*** SUPPLIED RECORDS ***

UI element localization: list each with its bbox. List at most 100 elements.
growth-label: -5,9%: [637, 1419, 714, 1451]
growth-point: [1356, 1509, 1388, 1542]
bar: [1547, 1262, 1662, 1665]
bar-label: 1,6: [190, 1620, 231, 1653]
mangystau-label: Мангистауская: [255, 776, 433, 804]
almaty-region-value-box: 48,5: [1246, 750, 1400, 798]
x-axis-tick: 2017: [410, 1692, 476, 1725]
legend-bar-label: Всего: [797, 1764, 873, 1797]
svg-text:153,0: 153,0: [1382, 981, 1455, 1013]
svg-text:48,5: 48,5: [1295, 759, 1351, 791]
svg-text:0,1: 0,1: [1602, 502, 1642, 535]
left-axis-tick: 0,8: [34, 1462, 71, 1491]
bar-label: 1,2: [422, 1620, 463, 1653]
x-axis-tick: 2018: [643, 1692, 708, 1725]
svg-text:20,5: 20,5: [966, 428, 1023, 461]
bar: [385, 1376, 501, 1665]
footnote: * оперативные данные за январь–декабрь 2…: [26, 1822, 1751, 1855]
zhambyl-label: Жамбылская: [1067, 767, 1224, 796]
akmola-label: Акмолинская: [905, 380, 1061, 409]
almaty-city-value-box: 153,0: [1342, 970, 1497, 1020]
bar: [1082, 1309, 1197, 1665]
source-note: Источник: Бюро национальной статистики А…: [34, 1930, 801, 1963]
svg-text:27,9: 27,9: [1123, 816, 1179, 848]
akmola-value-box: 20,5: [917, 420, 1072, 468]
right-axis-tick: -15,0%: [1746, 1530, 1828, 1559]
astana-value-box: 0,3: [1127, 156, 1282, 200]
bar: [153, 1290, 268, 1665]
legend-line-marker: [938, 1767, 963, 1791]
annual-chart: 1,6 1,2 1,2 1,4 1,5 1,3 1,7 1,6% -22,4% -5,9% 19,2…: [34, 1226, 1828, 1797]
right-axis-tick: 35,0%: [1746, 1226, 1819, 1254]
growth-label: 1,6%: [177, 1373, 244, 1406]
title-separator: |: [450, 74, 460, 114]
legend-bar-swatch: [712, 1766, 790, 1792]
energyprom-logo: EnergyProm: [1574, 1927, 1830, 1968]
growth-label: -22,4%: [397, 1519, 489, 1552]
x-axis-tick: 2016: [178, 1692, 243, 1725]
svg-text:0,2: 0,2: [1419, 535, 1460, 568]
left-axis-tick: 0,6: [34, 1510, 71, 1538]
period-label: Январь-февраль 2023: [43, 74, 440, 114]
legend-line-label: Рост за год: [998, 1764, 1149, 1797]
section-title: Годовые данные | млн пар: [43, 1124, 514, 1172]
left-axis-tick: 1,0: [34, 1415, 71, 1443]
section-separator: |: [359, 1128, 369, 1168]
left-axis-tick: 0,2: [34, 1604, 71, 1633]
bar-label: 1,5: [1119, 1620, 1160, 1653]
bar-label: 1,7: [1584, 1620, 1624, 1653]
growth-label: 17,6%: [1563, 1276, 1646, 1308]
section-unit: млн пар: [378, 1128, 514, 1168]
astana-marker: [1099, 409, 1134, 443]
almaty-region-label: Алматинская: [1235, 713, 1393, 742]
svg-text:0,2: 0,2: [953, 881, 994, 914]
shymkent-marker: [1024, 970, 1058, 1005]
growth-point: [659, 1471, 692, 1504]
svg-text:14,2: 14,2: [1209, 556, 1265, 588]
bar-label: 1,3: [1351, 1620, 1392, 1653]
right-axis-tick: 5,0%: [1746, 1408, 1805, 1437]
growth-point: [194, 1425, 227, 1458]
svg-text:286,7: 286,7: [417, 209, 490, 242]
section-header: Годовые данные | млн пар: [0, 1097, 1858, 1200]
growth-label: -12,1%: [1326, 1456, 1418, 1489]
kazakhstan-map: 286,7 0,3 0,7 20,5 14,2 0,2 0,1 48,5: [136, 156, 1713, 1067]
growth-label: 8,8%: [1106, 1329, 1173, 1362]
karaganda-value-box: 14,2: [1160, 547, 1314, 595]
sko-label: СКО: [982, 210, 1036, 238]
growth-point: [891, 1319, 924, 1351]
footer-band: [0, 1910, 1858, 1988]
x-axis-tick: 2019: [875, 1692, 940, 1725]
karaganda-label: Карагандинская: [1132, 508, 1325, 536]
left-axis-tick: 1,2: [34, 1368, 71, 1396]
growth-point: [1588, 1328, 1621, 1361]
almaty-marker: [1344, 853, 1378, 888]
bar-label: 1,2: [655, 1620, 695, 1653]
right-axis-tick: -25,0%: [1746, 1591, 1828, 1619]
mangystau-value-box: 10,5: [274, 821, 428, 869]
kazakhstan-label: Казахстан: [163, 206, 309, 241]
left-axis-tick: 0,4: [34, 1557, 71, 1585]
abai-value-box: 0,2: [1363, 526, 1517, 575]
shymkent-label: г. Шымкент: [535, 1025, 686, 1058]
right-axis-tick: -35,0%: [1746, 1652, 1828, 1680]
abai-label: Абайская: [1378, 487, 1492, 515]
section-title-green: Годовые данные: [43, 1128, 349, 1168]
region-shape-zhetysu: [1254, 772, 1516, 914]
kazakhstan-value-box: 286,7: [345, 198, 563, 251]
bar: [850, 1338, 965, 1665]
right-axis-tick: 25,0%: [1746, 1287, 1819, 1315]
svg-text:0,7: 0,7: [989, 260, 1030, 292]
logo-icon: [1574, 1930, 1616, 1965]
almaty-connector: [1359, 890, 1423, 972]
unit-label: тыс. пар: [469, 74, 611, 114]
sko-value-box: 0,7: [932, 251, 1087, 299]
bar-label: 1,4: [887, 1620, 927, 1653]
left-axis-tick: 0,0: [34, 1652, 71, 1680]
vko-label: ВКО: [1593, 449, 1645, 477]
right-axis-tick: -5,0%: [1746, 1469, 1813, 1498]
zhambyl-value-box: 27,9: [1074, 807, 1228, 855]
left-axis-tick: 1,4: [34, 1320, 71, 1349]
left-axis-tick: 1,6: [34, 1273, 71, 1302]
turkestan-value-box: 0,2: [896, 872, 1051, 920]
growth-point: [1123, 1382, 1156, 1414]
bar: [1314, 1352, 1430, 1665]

***

*WORK TO DO:*
Starting with the first line of the records and going on through the line with "bar-label: 1,2: [422, 1620, 463, 1653]", write those lines out again with "svg-text" renamed to "chart-text" and everything else unchanged.

*RESULT OF THE EXERCISE:*
UI element localization: list each with its bbox. List at most 100 elements.
growth-label: -5,9%: [637, 1419, 714, 1451]
growth-point: [1356, 1509, 1388, 1542]
bar: [1547, 1262, 1662, 1665]
bar-label: 1,6: [190, 1620, 231, 1653]
mangystau-label: Мангистауская: [255, 776, 433, 804]
almaty-region-value-box: 48,5: [1246, 750, 1400, 798]
x-axis-tick: 2017: [410, 1692, 476, 1725]
legend-bar-label: Всего: [797, 1764, 873, 1797]
chart-text:153,0: 153,0: [1382, 981, 1455, 1013]
chart-text:48,5: 48,5: [1295, 759, 1351, 791]
chart-text:0,1: 0,1: [1602, 502, 1642, 535]
left-axis-tick: 0,8: [34, 1462, 71, 1491]
bar-label: 1,2: [422, 1620, 463, 1653]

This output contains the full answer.